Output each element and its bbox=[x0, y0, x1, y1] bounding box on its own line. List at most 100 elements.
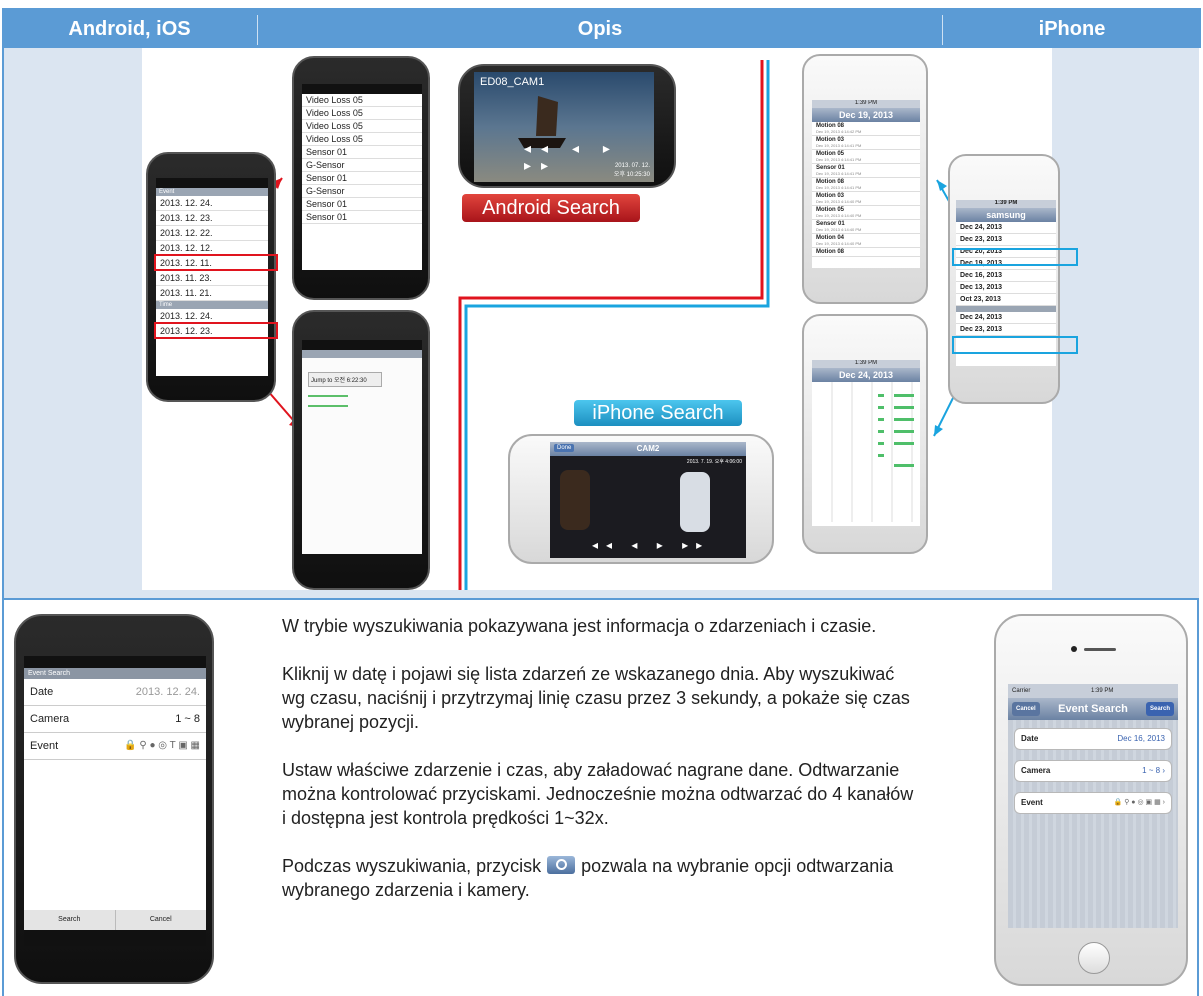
person-image bbox=[680, 472, 710, 532]
event-item[interactable]: Video Loss 05 bbox=[302, 94, 422, 107]
iphone-timeline-phone: 1:39 PM Dec 24, 2013 bbox=[802, 314, 928, 554]
event-search-title: Event Search bbox=[24, 668, 206, 679]
date-item[interactable]: 2013. 12. 22. bbox=[156, 226, 268, 241]
desc-paragraph-3: Ustaw właściwe zdarzenie i czas, aby zał… bbox=[282, 760, 914, 828]
iphone-event-phone: 1:39 PM Dec 19, 2013 Motion 08 Dec 19, 20… bbox=[802, 54, 928, 304]
camera-row[interactable]: Camera 1 ~ 8 bbox=[24, 706, 206, 733]
ios-nav-bar: Event Search Cancel Search bbox=[1008, 698, 1178, 720]
ios-date-item[interactable]: Oct 23, 2013 bbox=[956, 294, 1056, 306]
android-event-search-screen: Event Search Date 2013. 12. 24. Camera 1 ~… bbox=[24, 656, 206, 946]
iphone-player-controls[interactable]: ◂◂ ◂ ▸ ▸▸ bbox=[592, 538, 710, 552]
ios-event-item[interactable]: Motion 04 Dec 19, 2013 4:14:40 PM bbox=[812, 234, 920, 248]
home-button[interactable] bbox=[1078, 942, 1110, 974]
event-item[interactable]: Sensor 01 bbox=[302, 198, 422, 211]
person-image bbox=[560, 470, 590, 530]
event-item[interactable]: G-Sensor bbox=[302, 159, 422, 172]
event-row[interactable]: Event 🔒 ⚲ ● ◎ T ▣ ▦ bbox=[24, 733, 206, 760]
highlight-ios-time bbox=[952, 336, 1078, 354]
search-collage: Event 2013. 12. 24. 2013. 12. 23. 2013. … bbox=[142, 48, 1078, 590]
ios-event-item[interactable]: Motion 03 Dec 19, 2013 4:14:41 PM bbox=[812, 136, 920, 150]
iphone-date-title: samsung bbox=[956, 208, 1056, 222]
search-button[interactable]: Search bbox=[24, 910, 116, 930]
ios-event-item[interactable]: Motion 08 bbox=[812, 248, 920, 257]
ios-event-item[interactable]: Motion 05 Dec 19, 2013 4:14:41 PM bbox=[812, 150, 920, 164]
iphone-timeline-title: Dec 24, 2013 bbox=[812, 368, 920, 382]
iphone-event-list: Motion 08 Dec 19, 2013 4:14:42 PM Motion 0… bbox=[812, 122, 920, 257]
cancel-button[interactable]: Cancel bbox=[115, 910, 206, 930]
date-item[interactable]: 2013. 11. 23. bbox=[156, 271, 268, 286]
event-item[interactable]: Sensor 01 bbox=[302, 211, 422, 224]
description-text: W trybie wyszukiwania pokazywana jest in… bbox=[282, 614, 922, 926]
search-icon bbox=[547, 856, 576, 874]
iphone-player-title: CAM2 bbox=[550, 442, 746, 456]
desc-paragraph-2: Kliknij w datę i pojawi się lista zdarze… bbox=[282, 664, 910, 732]
highlight-ios-date bbox=[952, 248, 1078, 266]
camera-dot bbox=[1071, 646, 1077, 652]
highlight-date bbox=[154, 254, 278, 271]
event-item[interactable]: Sensor 01 bbox=[302, 172, 422, 185]
date-item[interactable]: 2013. 12. 23. bbox=[156, 211, 268, 226]
android-event-phone: Video Loss 05 Video Loss 05 Video Loss 0… bbox=[292, 56, 430, 300]
speaker-slot bbox=[1084, 648, 1116, 651]
chevron-right-icon: › bbox=[1162, 799, 1165, 806]
ios-date-item[interactable]: Dec 13, 2013 bbox=[956, 282, 1056, 294]
iphone-player-timestamp: 2013. 7. 19. 오후 4:06:00 bbox=[686, 459, 742, 465]
desc-paragraph-1: W trybie wyszukiwania pokazywana jest in… bbox=[282, 616, 877, 636]
done-button[interactable]: Done bbox=[554, 444, 575, 452]
iphone-player-screen: CAM2 Done 2013. 7. 19. 오후 4:06:00 ◂◂ ◂ ▸… bbox=[550, 442, 746, 558]
iphone-player-phone: CAM2 Done 2013. 7. 19. 오후 4:06:00 ◂◂ ◂ ▸… bbox=[508, 434, 774, 564]
player-timestamp: 2013. 07. 12. 오후 10:25:30 bbox=[613, 163, 650, 178]
date-item[interactable]: 2013. 12. 24. bbox=[156, 196, 268, 211]
event-type-icons: 🔒 ⚲ ● ◎ T ▣ ▦ bbox=[124, 740, 200, 751]
ios-search-button[interactable]: Search bbox=[1145, 702, 1174, 716]
iphone-timeline-screen: 1:39 PM Dec 24, 2013 bbox=[812, 360, 920, 526]
ios-event-item[interactable]: Motion 08 Dec 19, 2013 4:14:42 PM bbox=[812, 122, 920, 136]
android-date-screen: Event 2013. 12. 24. 2013. 12. 23. 2013. … bbox=[156, 178, 268, 376]
android-event-screen: Video Loss 05 Video Loss 05 Video Loss 0… bbox=[302, 84, 422, 270]
android-search-label: Android Search bbox=[462, 194, 640, 222]
date-item[interactable]: 2013. 11. 21. bbox=[156, 286, 268, 301]
ios-event-row[interactable]: Event 🔒 ⚲ ● ◎ ▣ ▦ › bbox=[1014, 792, 1172, 814]
ios-event-item[interactable]: Motion 08 Dec 19, 2013 4:14:41 PM bbox=[812, 178, 920, 192]
ios-title: Event Search bbox=[1058, 703, 1128, 715]
iphone-search-label: iPhone Search bbox=[574, 400, 742, 426]
ios-date-row[interactable]: Date Dec 16, 2013 bbox=[1014, 728, 1172, 750]
iphone-date-phone: 1:39 PM samsung Dec 24, 2013 Dec 23, 2013… bbox=[948, 154, 1060, 404]
android-timeline-screen: Jump to 오전 6:22:30 bbox=[302, 340, 422, 554]
chevron-right-icon: › bbox=[1162, 766, 1165, 775]
ios-date-item[interactable]: Dec 24, 2013 bbox=[956, 222, 1056, 234]
time-header: Time bbox=[156, 301, 268, 309]
android-event-search-phone: Event Search Date 2013. 12. 24. Camera 1 ~… bbox=[14, 614, 214, 984]
iphone-list-title: Dec 19, 2013 bbox=[812, 108, 920, 122]
event-header: Event bbox=[156, 188, 268, 196]
event-type-icons: 🔒 ⚲ ● ◎ ▣ ▦ bbox=[1113, 799, 1161, 806]
android-timeline-phone: Jump to 오전 6:22:30 bbox=[292, 310, 430, 590]
time-date-item[interactable]: Dec 24, 2013 bbox=[956, 312, 1056, 324]
android-player-phone: ED08_CAM1 ◂◂ ◂ ▸ ▸▸ 2013. 07. 12. 오후 10:… bbox=[458, 64, 676, 188]
ios-camera-row[interactable]: Camera 1 ~ 8 › bbox=[1014, 760, 1172, 782]
desc-paragraph-4: Podczas wyszukiwania, przycisk pozwala na… bbox=[282, 856, 894, 900]
event-item[interactable]: Video Loss 05 bbox=[302, 107, 422, 120]
jump-tooltip: Jump to 오전 6:22:30 bbox=[308, 372, 382, 387]
row-divider bbox=[4, 598, 1199, 600]
ios-event-item[interactable]: Sensor 01 Dec 19, 2013 4:14:41 PM bbox=[812, 164, 920, 178]
ios-date-item[interactable]: Dec 16, 2013 bbox=[956, 270, 1056, 282]
ios-cancel-button[interactable]: Cancel bbox=[1012, 702, 1040, 716]
event-item[interactable]: Sensor 01 bbox=[302, 146, 422, 159]
event-item[interactable]: Video Loss 05 bbox=[302, 133, 422, 146]
player-camera-title: ED08_CAM1 bbox=[480, 76, 545, 88]
ios-date-item[interactable]: Dec 23, 2013 bbox=[956, 234, 1056, 246]
android-date-phone: Event 2013. 12. 24. 2013. 12. 23. 2013. … bbox=[146, 152, 276, 402]
ios-event-item[interactable]: Sensor 01 Dec 19, 2013 4:14:40 PM bbox=[812, 220, 920, 234]
ios-event-item[interactable]: Motion 05 Dec 19, 2013 4:14:40 PM bbox=[812, 206, 920, 220]
highlight-time bbox=[154, 322, 278, 339]
date-row[interactable]: Date 2013. 12. 24. bbox=[24, 679, 206, 706]
android-nav-bar bbox=[24, 930, 206, 946]
time-date-item[interactable]: Dec 23, 2013 bbox=[956, 324, 1056, 336]
iphone-event-screen: 1:39 PM Dec 19, 2013 Motion 08 Dec 19, 20… bbox=[812, 100, 920, 268]
event-item[interactable]: G-Sensor bbox=[302, 185, 422, 198]
ios-event-item[interactable]: Motion 03 Dec 19, 2013 4:14:40 PM bbox=[812, 192, 920, 206]
iphone-event-search-phone: Carrier 1:39 PM Event Search Cancel Searc… bbox=[994, 614, 1188, 986]
timeline-grid bbox=[831, 382, 914, 522]
event-item[interactable]: Video Loss 05 bbox=[302, 120, 422, 133]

________________________

Can you print every line of the entries above, from the one containing "person-image bbox=[680, 472, 710, 532]" down to and including the one containing "highlight-ios-time bbox=[952, 336, 1078, 354]", with each line unchanged?

person-image bbox=[680, 472, 710, 532]
event-item[interactable]: Video Loss 05 bbox=[302, 94, 422, 107]
iphone-timeline-phone: 1:39 PM Dec 24, 2013 bbox=[802, 314, 928, 554]
event-search-title: Event Search bbox=[24, 668, 206, 679]
date-item[interactable]: 2013. 12. 22. bbox=[156, 226, 268, 241]
desc-paragraph-3: Ustaw właściwe zdarzenie i czas, aby zał… bbox=[282, 760, 914, 828]
iphone-event-phone: 1:39 PM Dec 19, 2013 Motion 08 Dec 19, 20… bbox=[802, 54, 928, 304]
camera-row[interactable]: Camera 1 ~ 8 bbox=[24, 706, 206, 733]
ios-nav-bar: Event Search Cancel Search bbox=[1008, 698, 1178, 720]
ios-date-item[interactable]: Oct 23, 2013 bbox=[956, 294, 1056, 306]
android-event-search-screen: Event Search Date 2013. 12. 24. Camera 1 ~… bbox=[24, 656, 206, 946]
iphone-player-controls[interactable]: ◂◂ ◂ ▸ ▸▸ bbox=[592, 538, 710, 552]
ios-event-item[interactable]: Motion 04 Dec 19, 2013 4:14:40 PM bbox=[812, 234, 920, 248]
home-button[interactable] bbox=[1078, 942, 1110, 974]
event-item[interactable]: Sensor 01 bbox=[302, 198, 422, 211]
person-image bbox=[560, 470, 590, 530]
event-item[interactable]: G-Sensor bbox=[302, 159, 422, 172]
event-row[interactable]: Event 🔒 ⚲ ● ◎ T ▣ ▦ bbox=[24, 733, 206, 760]
highlight-ios-time bbox=[952, 336, 1078, 354]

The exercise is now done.